■ **YOUR ASSIGNMENT**: Set down every entry again word for word, please, but skip the pictures.

■ **RECORDS FOR THIS TASK**:

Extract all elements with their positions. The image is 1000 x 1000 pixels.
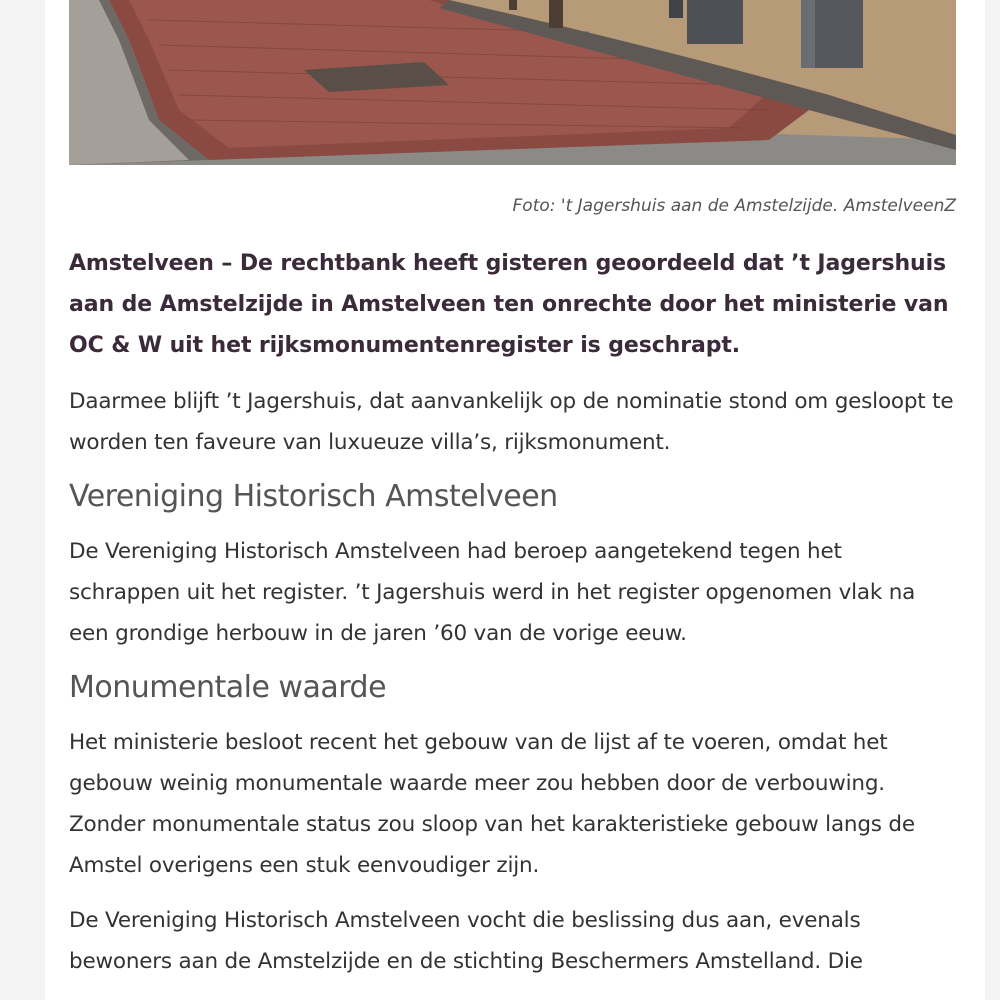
- article-lead: Amstelveen – De rechtbank heeft gisteren geoordeeld dat ’t Jagershuis aan de Amstelzijde in Amstelveen ten onrechte door het ministerie van OC & W uit het rijksmonumentenregister is geschrapt.: [69, 251, 949, 358]
- photo-illustration: [69, 0, 956, 165]
- article-body: [69, 243, 959, 996]
- article-paragraph-4: De Vereniging Historisch Amstelveen vocht die beslissing dus aan, evenals bewoners aan de Amstelzijde en de stichting Beschermers Amstelland. Die: [69, 908, 863, 974]
- section-heading-monumentale-waarde: Monumentale waarde: [69, 670, 387, 705]
- article-paragraph-3: Het ministerie besloot recent het gebouw van de lijst af te voeren, omdat het gebouw weinig monumentale waarde meer zou hebben door de verbouwing. Zonder monumentale status zou sloop van het karakteristieke gebouw langs de Amstel overigens een stuk eenvoudiger zijn.: [69, 730, 915, 878]
- photo-caption: Foto: 't Jagershuis aan de Amstelzijde. AmstelveenZ: [512, 196, 956, 216]
- article-paragraph-1: Daarmee blijft ’t Jagershuis, dat aanvankelijk op de nominatie stond om gesloopt te worden ten faveure van luxueuze villa’s, rijksmonument.: [69, 389, 954, 455]
- article-photo[interactable]: [69, 0, 956, 165]
- article-paragraph-2: De Vereniging Historisch Amstelveen had beroep aangetekend tegen het schrappen uit het register. ’t Jagershuis werd in het register opgenomen vlak na een grondige herbouw in de jaren ’60 van de vorige eeuw.: [69, 539, 916, 646]
- section-heading-vereniging: Vereniging Historisch Amstelveen: [69, 479, 558, 514]
- article-page: [45, 0, 985, 1000]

■ **COMPLETED TASK**:
Extract all elements with their positions. The image is 1000 x 1000 pixels.
- article-lead: Amstelveen – De rechtbank heeft gisteren geoordeeld dat ’t Jagershuis aan de Amstelzijde in Amstelveen ten onrechte door het ministerie van OC & W uit het rijksmonumentenregister is geschrapt.: [69, 251, 949, 358]
- photo-illustration: [69, 0, 956, 165]
- article-body: [69, 243, 959, 996]
- article-paragraph-4: De Vereniging Historisch Amstelveen vocht die beslissing dus aan, evenals bewoners aan de Amstelzijde en de stichting Beschermers Amstelland. Die: [69, 908, 863, 974]
- section-heading-monumentale-waarde: Monumentale waarde: [69, 670, 387, 705]
- article-paragraph-3: Het ministerie besloot recent het gebouw van de lijst af te voeren, omdat het gebouw weinig monumentale waarde meer zou hebben door de verbouwing. Zonder monumentale status zou sloop van het karakteristieke gebouw langs de Amstel overigens een stuk eenvoudiger zijn.: [69, 730, 915, 878]
- photo-caption: Foto: 't Jagershuis aan de Amstelzijde. AmstelveenZ: [512, 196, 956, 216]
- article-paragraph-1: Daarmee blijft ’t Jagershuis, dat aanvankelijk op de nominatie stond om gesloopt te worden ten faveure van luxueuze villa’s, rijksmonument.: [69, 389, 954, 455]
- article-photo[interactable]: [69, 0, 956, 165]
- article-paragraph-2: De Vereniging Historisch Amstelveen had beroep aangetekend tegen het schrappen uit het register. ’t Jagershuis werd in het register opgenomen vlak na een grondige herbouw in de jaren ’60 van de vorige eeuw.: [69, 539, 916, 646]
- section-heading-vereniging: Vereniging Historisch Amstelveen: [69, 479, 558, 514]
- article-page: [45, 0, 985, 1000]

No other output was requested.